— Start of Data provided —

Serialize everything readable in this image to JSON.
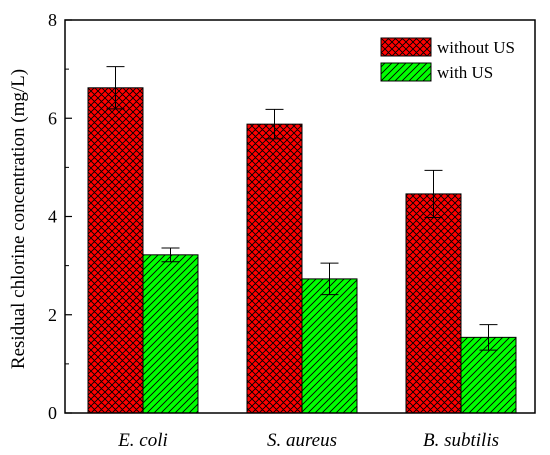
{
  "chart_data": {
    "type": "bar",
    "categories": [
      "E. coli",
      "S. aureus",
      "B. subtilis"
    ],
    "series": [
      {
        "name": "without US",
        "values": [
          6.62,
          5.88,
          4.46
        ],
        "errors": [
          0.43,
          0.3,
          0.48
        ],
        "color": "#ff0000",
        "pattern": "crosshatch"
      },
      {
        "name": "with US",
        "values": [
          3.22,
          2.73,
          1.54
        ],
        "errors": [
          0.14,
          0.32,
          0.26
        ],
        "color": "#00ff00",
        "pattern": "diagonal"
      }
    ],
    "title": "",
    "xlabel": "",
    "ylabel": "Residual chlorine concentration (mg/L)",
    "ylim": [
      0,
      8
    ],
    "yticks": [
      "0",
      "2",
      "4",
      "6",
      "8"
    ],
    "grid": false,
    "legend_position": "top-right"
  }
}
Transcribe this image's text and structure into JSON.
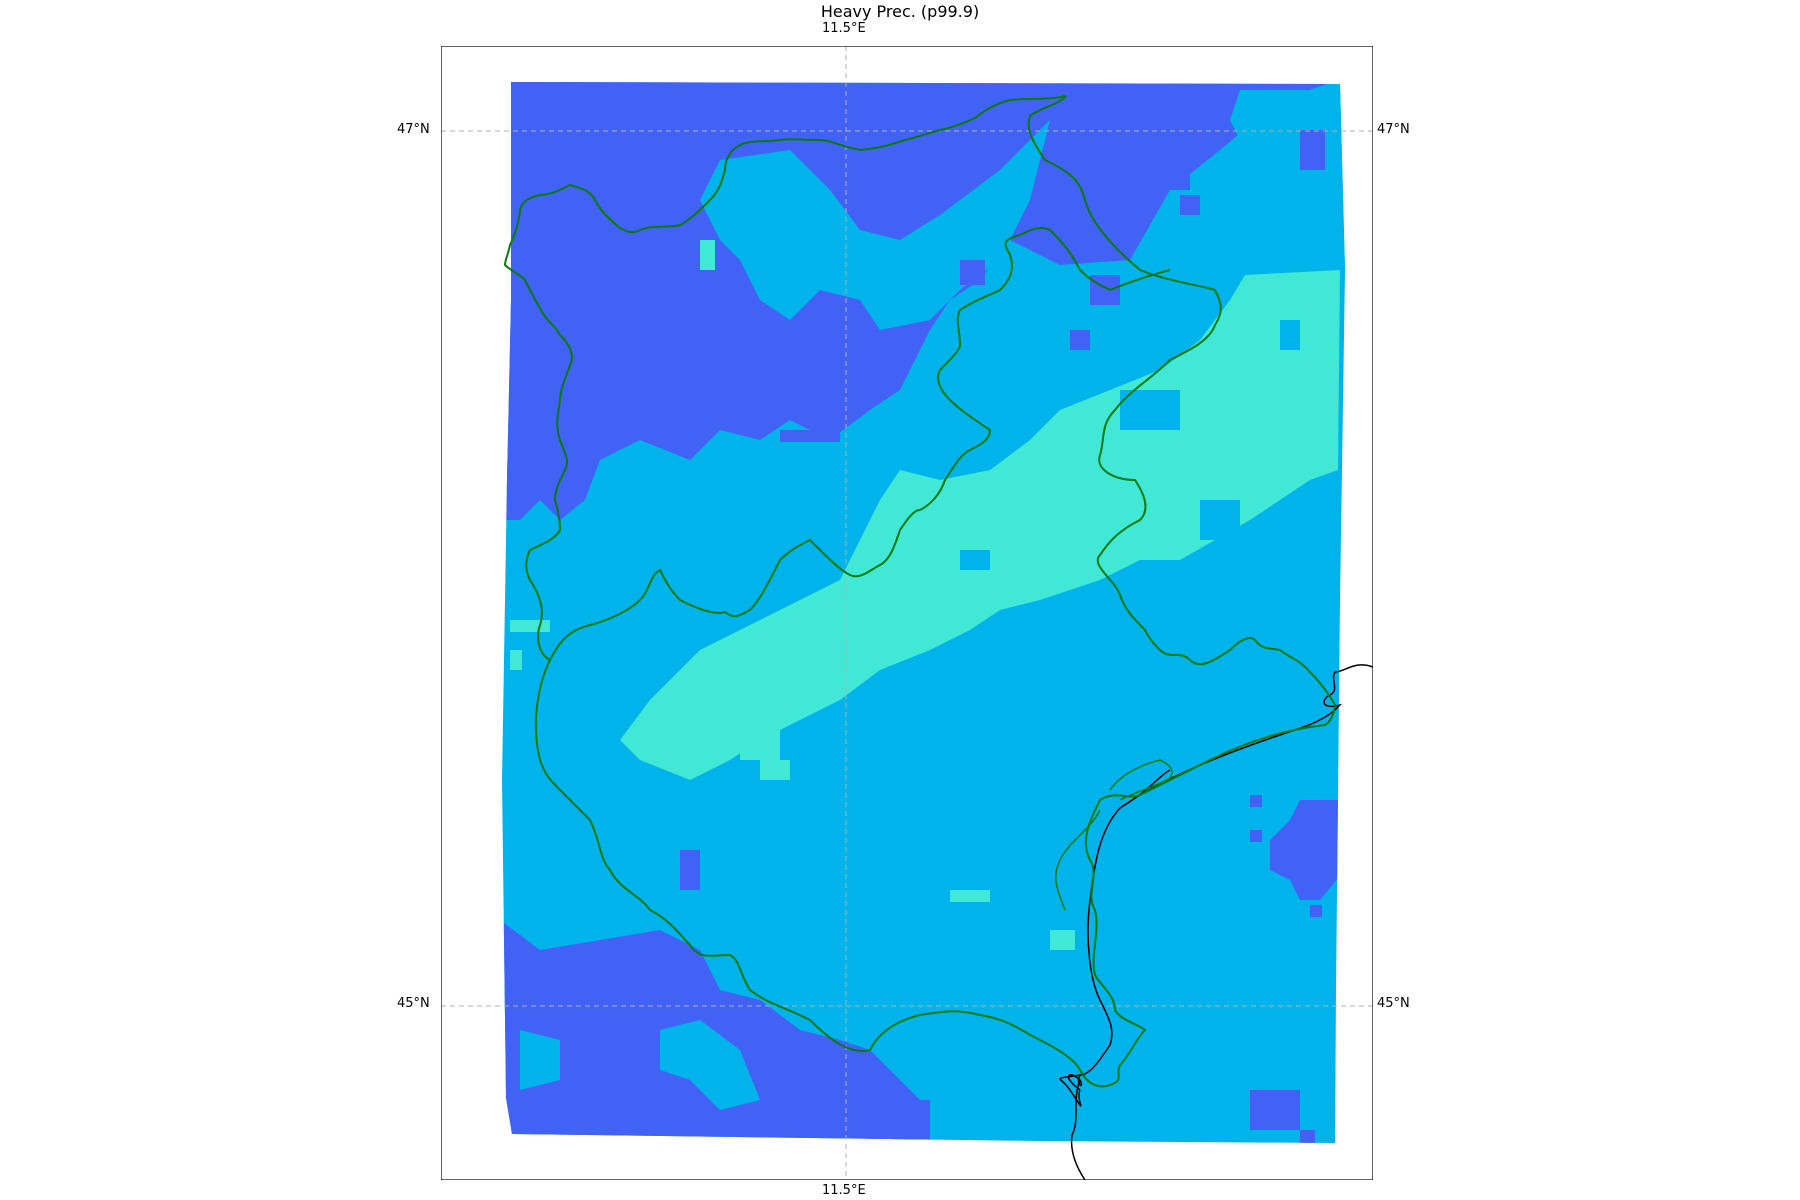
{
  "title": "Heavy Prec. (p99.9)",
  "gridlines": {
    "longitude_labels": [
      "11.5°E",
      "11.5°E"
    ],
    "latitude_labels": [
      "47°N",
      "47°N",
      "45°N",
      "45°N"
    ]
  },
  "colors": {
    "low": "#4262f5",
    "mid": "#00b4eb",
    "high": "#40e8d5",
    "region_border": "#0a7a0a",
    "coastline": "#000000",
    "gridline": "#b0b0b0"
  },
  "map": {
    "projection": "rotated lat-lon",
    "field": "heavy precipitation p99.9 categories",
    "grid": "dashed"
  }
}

— End of Data provided —

**The request**: Pick out the lines above that hold the string "categories" and show them.

**The output**:
    "categories": [
    "field": "heavy precipitation p99.9 categories",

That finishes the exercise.